● Exercise directions:
Every line with the word "meghirdetett" in it should be extracted from the data that follows.
====
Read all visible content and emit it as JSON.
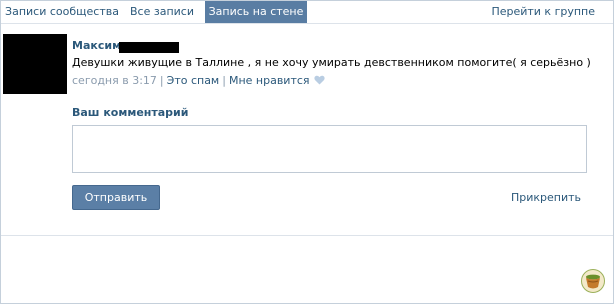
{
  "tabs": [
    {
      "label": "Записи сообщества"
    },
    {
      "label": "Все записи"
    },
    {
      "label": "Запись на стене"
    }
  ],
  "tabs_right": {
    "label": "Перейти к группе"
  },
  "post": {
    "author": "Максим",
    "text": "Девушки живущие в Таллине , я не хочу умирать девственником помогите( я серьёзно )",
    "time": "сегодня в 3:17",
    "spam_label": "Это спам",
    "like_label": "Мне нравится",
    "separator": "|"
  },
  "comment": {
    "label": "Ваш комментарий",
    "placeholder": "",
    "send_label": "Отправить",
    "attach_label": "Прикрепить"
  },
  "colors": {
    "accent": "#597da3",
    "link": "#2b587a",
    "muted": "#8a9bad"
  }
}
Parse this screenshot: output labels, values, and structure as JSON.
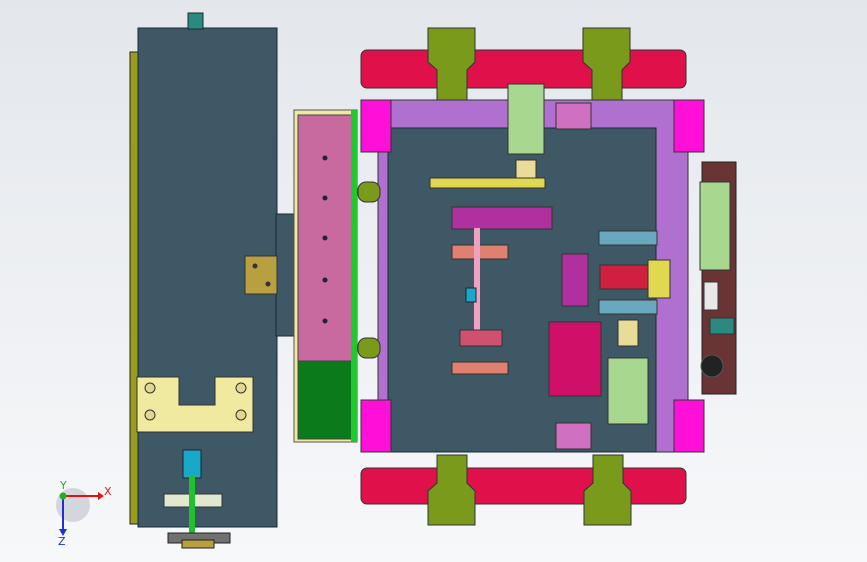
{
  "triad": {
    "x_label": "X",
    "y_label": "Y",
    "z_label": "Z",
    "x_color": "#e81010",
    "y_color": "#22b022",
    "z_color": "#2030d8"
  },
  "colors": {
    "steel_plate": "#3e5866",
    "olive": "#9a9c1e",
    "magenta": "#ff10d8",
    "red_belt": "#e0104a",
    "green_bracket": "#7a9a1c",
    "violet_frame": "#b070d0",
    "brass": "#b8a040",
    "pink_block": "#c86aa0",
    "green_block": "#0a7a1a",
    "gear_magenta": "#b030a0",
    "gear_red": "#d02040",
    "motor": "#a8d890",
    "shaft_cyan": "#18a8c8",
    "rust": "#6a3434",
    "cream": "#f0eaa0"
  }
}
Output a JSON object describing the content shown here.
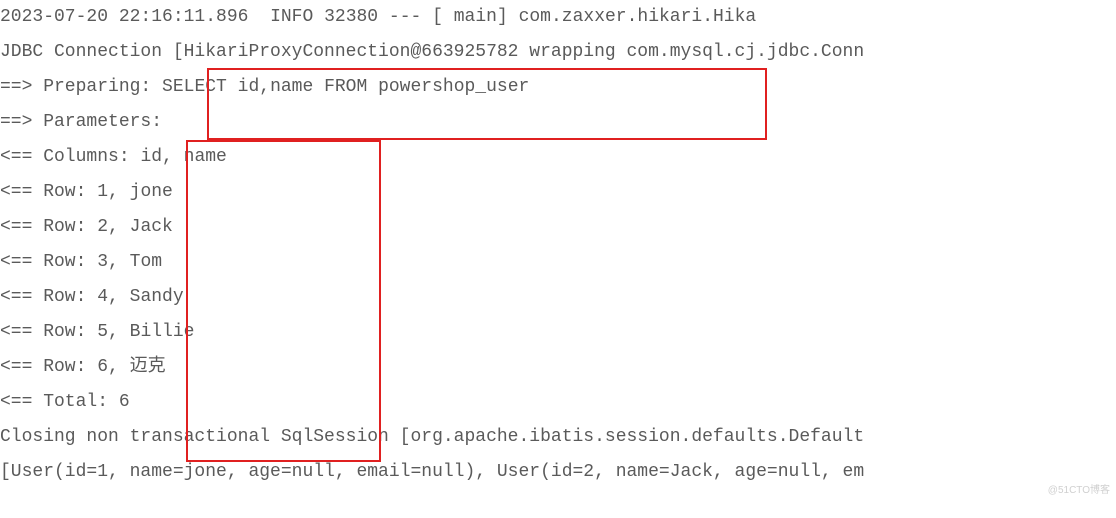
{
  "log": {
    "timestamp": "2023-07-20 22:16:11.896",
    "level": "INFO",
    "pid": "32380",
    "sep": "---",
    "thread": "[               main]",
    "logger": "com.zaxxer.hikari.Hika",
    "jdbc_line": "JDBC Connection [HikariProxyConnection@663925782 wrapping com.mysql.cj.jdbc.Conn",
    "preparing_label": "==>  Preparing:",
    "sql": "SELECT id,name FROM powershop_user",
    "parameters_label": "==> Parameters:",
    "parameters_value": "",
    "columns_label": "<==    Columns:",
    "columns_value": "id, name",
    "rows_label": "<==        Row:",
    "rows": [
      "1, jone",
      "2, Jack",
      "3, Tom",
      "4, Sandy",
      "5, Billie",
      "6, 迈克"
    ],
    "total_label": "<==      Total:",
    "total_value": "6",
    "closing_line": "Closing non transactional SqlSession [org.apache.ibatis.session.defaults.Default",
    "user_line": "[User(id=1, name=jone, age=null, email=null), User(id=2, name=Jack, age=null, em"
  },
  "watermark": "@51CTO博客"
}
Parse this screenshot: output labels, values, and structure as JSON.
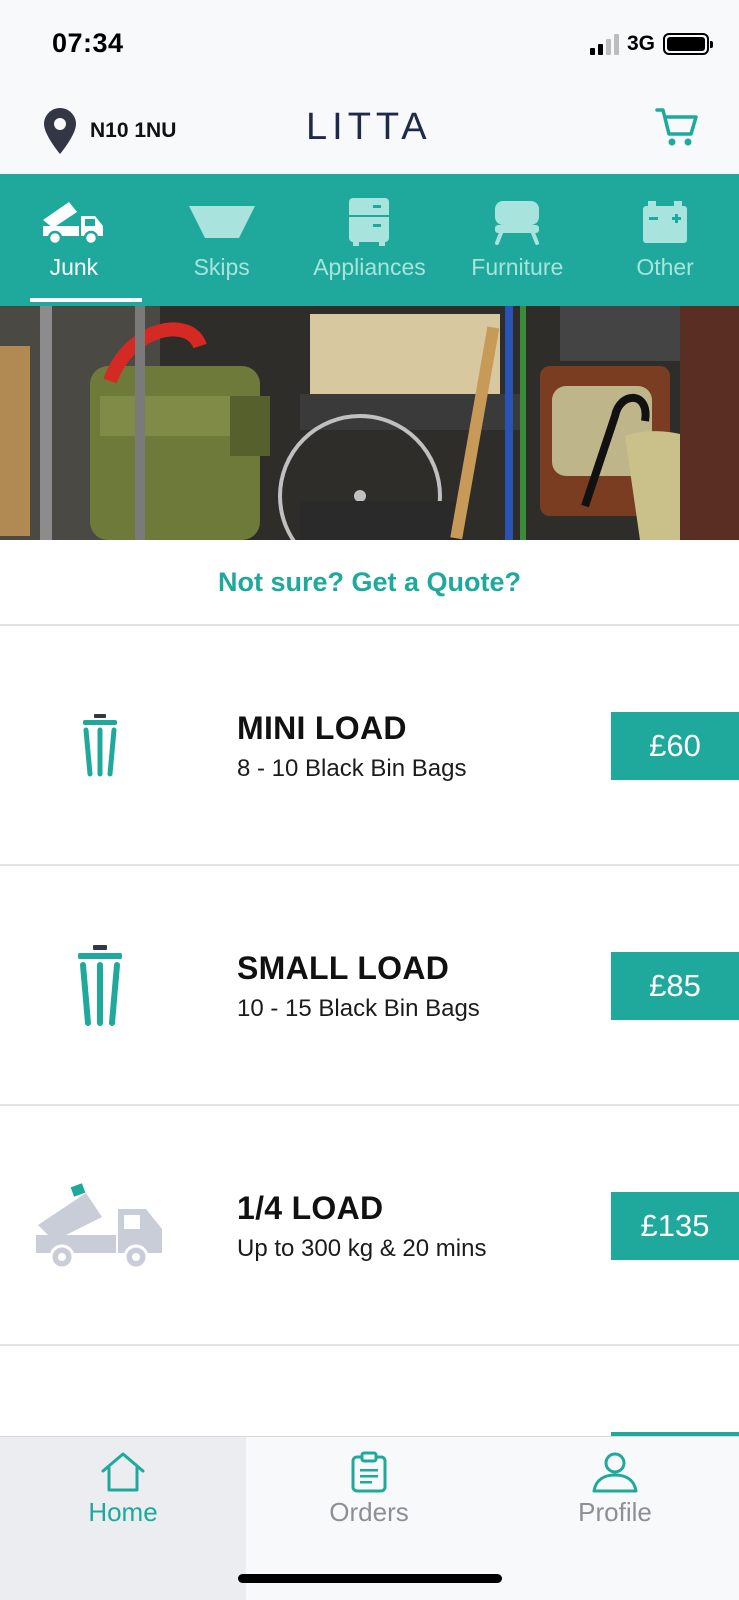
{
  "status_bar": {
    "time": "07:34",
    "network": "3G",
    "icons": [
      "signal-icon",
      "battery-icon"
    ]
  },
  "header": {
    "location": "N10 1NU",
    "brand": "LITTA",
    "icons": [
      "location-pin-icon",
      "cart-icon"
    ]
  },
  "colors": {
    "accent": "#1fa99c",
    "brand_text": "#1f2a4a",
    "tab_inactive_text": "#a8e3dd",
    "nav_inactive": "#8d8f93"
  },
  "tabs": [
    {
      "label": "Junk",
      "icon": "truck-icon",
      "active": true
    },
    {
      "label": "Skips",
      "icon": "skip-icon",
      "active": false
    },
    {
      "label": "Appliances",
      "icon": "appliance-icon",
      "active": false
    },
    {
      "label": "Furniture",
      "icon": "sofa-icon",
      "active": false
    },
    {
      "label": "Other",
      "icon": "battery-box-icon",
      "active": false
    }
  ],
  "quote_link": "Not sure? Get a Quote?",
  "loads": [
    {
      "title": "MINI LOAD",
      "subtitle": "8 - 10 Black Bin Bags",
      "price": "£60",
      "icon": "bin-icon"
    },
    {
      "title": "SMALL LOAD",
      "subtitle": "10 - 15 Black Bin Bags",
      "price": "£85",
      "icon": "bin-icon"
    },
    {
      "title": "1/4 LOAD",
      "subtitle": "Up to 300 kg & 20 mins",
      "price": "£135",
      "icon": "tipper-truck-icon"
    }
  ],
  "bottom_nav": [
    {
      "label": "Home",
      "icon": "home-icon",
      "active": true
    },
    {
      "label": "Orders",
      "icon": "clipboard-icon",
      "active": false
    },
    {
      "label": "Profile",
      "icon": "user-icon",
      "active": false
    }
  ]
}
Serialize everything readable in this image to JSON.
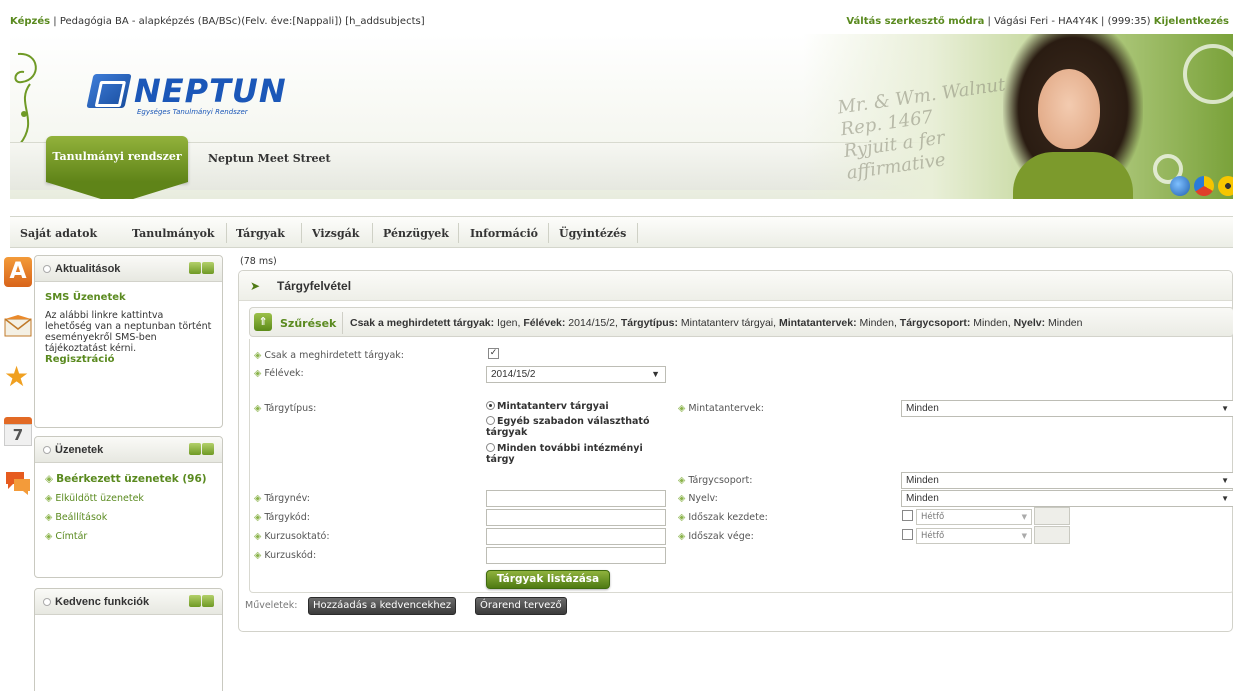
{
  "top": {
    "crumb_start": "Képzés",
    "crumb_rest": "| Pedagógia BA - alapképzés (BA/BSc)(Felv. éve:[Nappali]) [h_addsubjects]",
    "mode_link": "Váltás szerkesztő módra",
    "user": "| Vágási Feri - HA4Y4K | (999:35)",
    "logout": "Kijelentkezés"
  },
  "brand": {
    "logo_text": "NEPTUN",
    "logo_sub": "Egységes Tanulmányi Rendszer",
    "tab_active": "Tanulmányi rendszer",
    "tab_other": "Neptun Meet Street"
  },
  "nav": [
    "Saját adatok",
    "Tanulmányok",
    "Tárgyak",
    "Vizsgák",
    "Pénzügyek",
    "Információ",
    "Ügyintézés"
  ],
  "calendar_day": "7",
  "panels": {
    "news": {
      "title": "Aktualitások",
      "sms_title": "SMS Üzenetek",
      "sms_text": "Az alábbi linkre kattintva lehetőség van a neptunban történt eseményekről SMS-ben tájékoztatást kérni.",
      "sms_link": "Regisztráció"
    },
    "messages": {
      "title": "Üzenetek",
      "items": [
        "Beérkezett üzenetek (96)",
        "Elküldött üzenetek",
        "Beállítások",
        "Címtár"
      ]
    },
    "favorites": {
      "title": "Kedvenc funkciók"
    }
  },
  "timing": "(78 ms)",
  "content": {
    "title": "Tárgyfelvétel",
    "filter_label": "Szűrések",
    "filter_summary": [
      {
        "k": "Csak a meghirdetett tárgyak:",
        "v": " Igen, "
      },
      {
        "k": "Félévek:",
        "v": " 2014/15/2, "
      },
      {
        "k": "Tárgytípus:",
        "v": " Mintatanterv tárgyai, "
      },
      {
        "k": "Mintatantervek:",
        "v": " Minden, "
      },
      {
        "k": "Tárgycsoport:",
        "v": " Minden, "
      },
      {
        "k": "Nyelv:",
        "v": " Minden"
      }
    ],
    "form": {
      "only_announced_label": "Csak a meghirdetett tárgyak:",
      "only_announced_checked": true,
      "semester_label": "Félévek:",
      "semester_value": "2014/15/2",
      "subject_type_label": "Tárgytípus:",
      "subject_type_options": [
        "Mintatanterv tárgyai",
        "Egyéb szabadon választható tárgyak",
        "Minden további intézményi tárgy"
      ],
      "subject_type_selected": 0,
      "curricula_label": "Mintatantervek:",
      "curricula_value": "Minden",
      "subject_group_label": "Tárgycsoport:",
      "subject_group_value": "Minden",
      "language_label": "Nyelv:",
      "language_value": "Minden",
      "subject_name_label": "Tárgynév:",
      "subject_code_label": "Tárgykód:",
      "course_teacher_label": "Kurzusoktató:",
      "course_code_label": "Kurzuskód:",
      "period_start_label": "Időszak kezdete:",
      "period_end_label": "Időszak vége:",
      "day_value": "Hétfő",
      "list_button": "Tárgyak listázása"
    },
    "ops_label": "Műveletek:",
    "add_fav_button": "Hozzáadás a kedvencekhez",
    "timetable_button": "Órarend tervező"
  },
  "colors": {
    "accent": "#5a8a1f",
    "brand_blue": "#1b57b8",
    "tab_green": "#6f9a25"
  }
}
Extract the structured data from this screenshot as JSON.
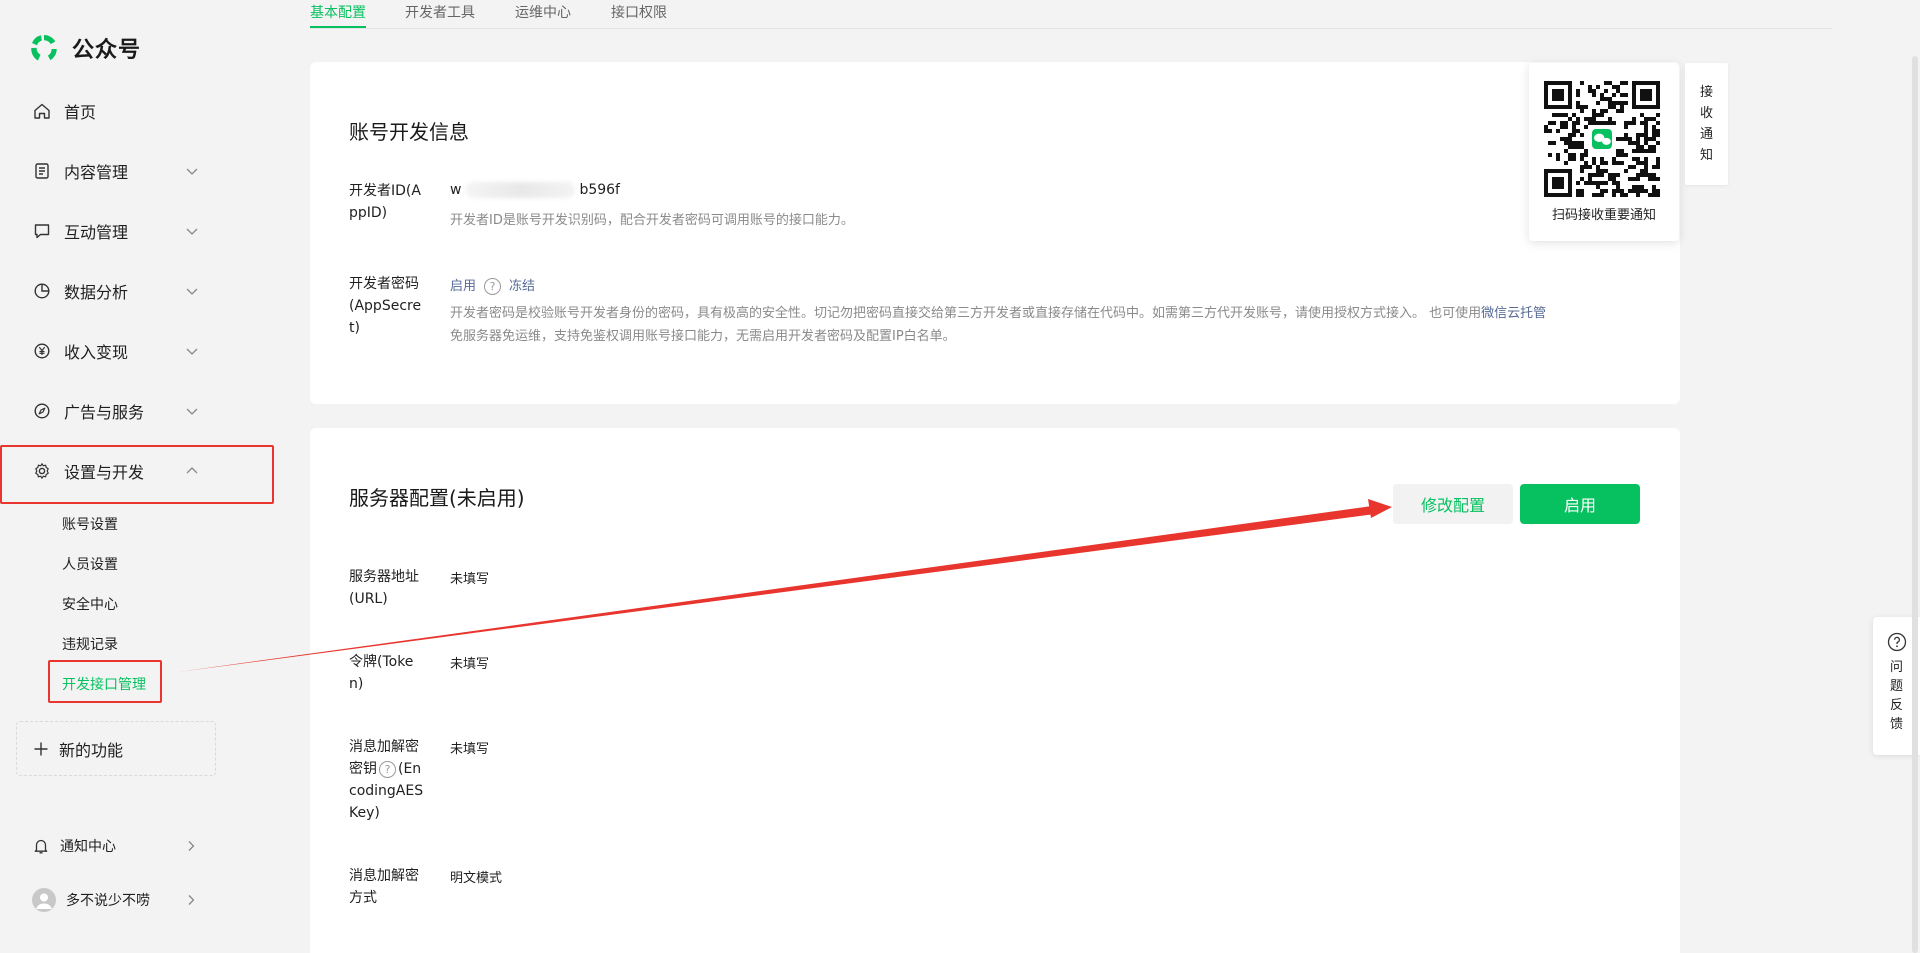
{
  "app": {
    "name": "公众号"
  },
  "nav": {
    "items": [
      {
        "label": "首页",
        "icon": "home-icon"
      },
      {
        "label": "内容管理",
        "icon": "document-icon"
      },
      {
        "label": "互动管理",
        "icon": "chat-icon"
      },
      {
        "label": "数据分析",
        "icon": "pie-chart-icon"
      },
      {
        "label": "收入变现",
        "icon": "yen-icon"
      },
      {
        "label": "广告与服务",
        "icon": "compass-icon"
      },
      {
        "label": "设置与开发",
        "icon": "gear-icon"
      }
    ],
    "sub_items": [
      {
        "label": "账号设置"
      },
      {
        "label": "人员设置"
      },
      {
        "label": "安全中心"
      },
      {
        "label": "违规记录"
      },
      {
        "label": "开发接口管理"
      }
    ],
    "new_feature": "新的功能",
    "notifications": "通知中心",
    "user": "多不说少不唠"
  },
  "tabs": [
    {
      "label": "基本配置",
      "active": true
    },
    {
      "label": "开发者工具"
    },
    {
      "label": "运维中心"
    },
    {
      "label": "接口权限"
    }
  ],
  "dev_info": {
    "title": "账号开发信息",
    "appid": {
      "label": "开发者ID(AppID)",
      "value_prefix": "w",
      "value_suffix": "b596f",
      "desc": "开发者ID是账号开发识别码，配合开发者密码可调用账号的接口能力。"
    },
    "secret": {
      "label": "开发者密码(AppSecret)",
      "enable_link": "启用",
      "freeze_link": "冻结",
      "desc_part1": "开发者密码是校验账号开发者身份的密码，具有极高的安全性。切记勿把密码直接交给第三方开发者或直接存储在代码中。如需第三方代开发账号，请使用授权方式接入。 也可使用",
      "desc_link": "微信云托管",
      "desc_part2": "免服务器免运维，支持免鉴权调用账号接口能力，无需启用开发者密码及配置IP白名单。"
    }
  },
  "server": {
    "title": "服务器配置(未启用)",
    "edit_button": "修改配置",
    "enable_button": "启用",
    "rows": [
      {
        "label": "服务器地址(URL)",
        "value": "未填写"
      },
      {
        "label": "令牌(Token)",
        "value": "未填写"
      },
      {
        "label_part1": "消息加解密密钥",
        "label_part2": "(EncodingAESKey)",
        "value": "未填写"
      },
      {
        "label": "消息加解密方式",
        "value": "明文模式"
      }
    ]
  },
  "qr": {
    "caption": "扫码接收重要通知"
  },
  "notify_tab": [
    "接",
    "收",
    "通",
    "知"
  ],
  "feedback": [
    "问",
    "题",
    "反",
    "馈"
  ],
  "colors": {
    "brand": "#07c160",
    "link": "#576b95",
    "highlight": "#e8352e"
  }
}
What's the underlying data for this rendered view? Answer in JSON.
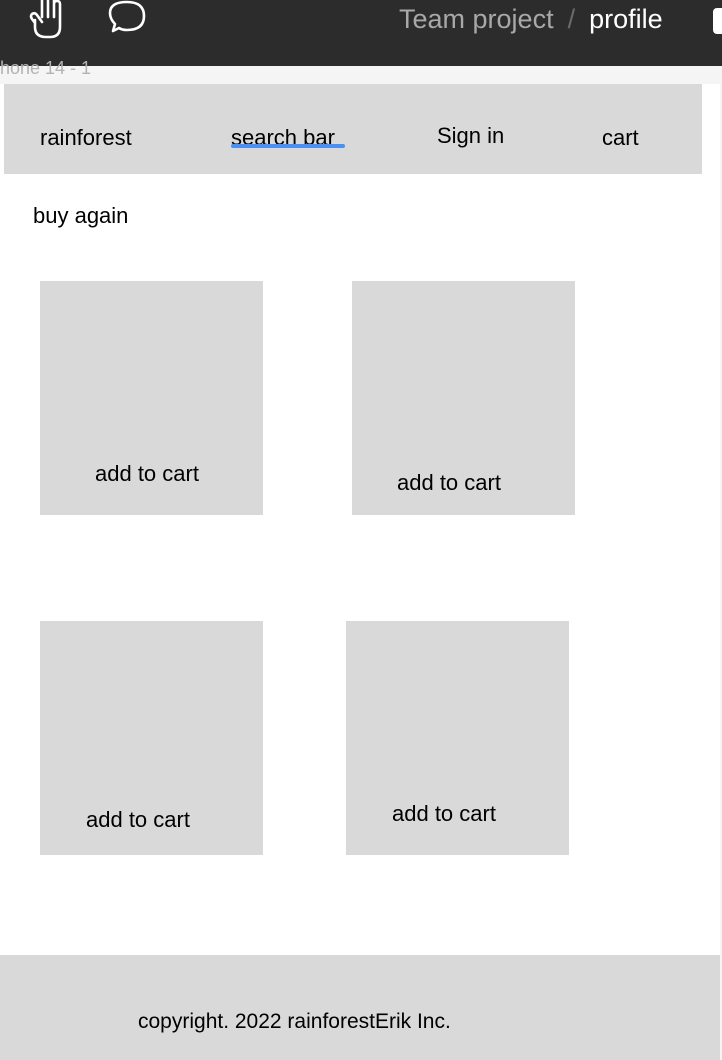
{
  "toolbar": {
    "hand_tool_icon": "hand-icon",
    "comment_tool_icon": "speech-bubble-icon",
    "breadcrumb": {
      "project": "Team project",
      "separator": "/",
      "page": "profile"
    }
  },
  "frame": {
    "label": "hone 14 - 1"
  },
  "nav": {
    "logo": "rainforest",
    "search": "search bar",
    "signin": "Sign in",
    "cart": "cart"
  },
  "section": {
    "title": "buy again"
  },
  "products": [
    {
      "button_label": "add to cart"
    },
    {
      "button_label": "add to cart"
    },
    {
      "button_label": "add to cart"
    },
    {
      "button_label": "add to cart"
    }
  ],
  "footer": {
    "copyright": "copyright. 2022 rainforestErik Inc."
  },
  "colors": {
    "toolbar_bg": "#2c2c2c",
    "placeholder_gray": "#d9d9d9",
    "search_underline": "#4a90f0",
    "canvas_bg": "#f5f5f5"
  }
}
====
● Solution for this exercise:
        "k": "Csak a meghirdetett tárgyak:",
      "only_announced_label": "Csak a meghirdetett tárgyak:",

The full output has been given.